### Given records ###

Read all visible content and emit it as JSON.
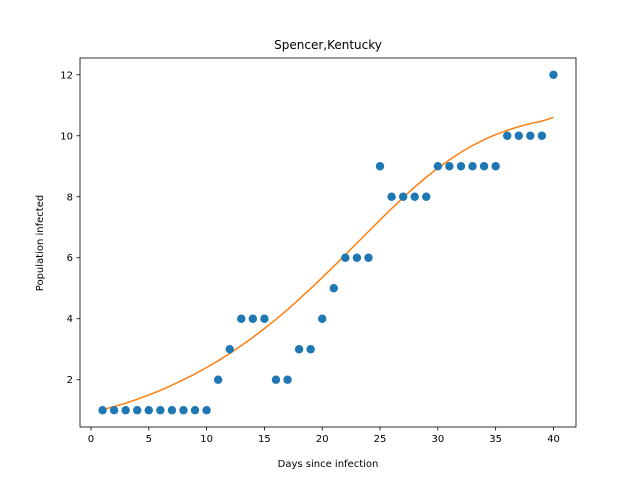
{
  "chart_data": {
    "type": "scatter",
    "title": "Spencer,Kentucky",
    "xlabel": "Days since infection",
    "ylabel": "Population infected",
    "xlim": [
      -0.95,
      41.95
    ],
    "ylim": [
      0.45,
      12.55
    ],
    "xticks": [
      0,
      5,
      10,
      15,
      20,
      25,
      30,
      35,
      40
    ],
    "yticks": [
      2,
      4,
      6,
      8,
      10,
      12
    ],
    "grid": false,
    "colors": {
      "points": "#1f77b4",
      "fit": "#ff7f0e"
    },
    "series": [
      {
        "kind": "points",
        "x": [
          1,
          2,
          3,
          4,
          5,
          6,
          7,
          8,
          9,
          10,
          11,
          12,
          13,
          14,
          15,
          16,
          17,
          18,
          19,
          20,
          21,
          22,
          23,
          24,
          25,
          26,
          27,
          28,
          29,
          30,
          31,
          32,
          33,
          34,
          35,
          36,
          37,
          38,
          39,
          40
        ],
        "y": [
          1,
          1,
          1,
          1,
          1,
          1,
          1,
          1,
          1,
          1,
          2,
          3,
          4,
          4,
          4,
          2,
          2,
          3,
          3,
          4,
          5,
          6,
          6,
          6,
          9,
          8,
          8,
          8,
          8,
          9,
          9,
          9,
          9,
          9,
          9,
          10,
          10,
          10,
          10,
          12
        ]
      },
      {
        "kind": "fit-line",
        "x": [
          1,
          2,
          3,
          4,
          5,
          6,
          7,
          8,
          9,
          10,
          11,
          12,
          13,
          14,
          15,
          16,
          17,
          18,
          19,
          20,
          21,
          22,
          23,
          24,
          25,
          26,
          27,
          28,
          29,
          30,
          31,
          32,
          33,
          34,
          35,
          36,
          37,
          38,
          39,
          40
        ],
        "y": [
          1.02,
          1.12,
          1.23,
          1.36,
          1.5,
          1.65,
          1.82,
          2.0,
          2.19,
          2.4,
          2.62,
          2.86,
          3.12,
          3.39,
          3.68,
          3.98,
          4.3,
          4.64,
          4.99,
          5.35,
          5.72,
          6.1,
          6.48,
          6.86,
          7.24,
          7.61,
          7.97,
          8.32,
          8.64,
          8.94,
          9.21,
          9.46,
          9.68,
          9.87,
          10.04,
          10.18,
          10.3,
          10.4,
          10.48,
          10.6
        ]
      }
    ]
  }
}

###

Write out the records above exactly as they appear, leaving out any pictures.

Exercise solution ::
Read all visible content and emit it as JSON.
{
  "chart_data": {
    "type": "scatter",
    "title": "Spencer,Kentucky",
    "xlabel": "Days since infection",
    "ylabel": "Population infected",
    "xlim": [
      -0.95,
      41.95
    ],
    "ylim": [
      0.45,
      12.55
    ],
    "xticks": [
      0,
      5,
      10,
      15,
      20,
      25,
      30,
      35,
      40
    ],
    "yticks": [
      2,
      4,
      6,
      8,
      10,
      12
    ],
    "grid": false,
    "colors": {
      "points": "#1f77b4",
      "fit": "#ff7f0e"
    },
    "series": [
      {
        "kind": "points",
        "x": [
          1,
          2,
          3,
          4,
          5,
          6,
          7,
          8,
          9,
          10,
          11,
          12,
          13,
          14,
          15,
          16,
          17,
          18,
          19,
          20,
          21,
          22,
          23,
          24,
          25,
          26,
          27,
          28,
          29,
          30,
          31,
          32,
          33,
          34,
          35,
          36,
          37,
          38,
          39,
          40
        ],
        "y": [
          1,
          1,
          1,
          1,
          1,
          1,
          1,
          1,
          1,
          1,
          2,
          3,
          4,
          4,
          4,
          2,
          2,
          3,
          3,
          4,
          5,
          6,
          6,
          6,
          9,
          8,
          8,
          8,
          8,
          9,
          9,
          9,
          9,
          9,
          9,
          10,
          10,
          10,
          10,
          12
        ]
      },
      {
        "kind": "fit-line",
        "x": [
          1,
          2,
          3,
          4,
          5,
          6,
          7,
          8,
          9,
          10,
          11,
          12,
          13,
          14,
          15,
          16,
          17,
          18,
          19,
          20,
          21,
          22,
          23,
          24,
          25,
          26,
          27,
          28,
          29,
          30,
          31,
          32,
          33,
          34,
          35,
          36,
          37,
          38,
          39,
          40
        ],
        "y": [
          1.02,
          1.12,
          1.23,
          1.36,
          1.5,
          1.65,
          1.82,
          2.0,
          2.19,
          2.4,
          2.62,
          2.86,
          3.12,
          3.39,
          3.68,
          3.98,
          4.3,
          4.64,
          4.99,
          5.35,
          5.72,
          6.1,
          6.48,
          6.86,
          7.24,
          7.61,
          7.97,
          8.32,
          8.64,
          8.94,
          9.21,
          9.46,
          9.68,
          9.87,
          10.04,
          10.18,
          10.3,
          10.4,
          10.48,
          10.6
        ]
      }
    ]
  }
}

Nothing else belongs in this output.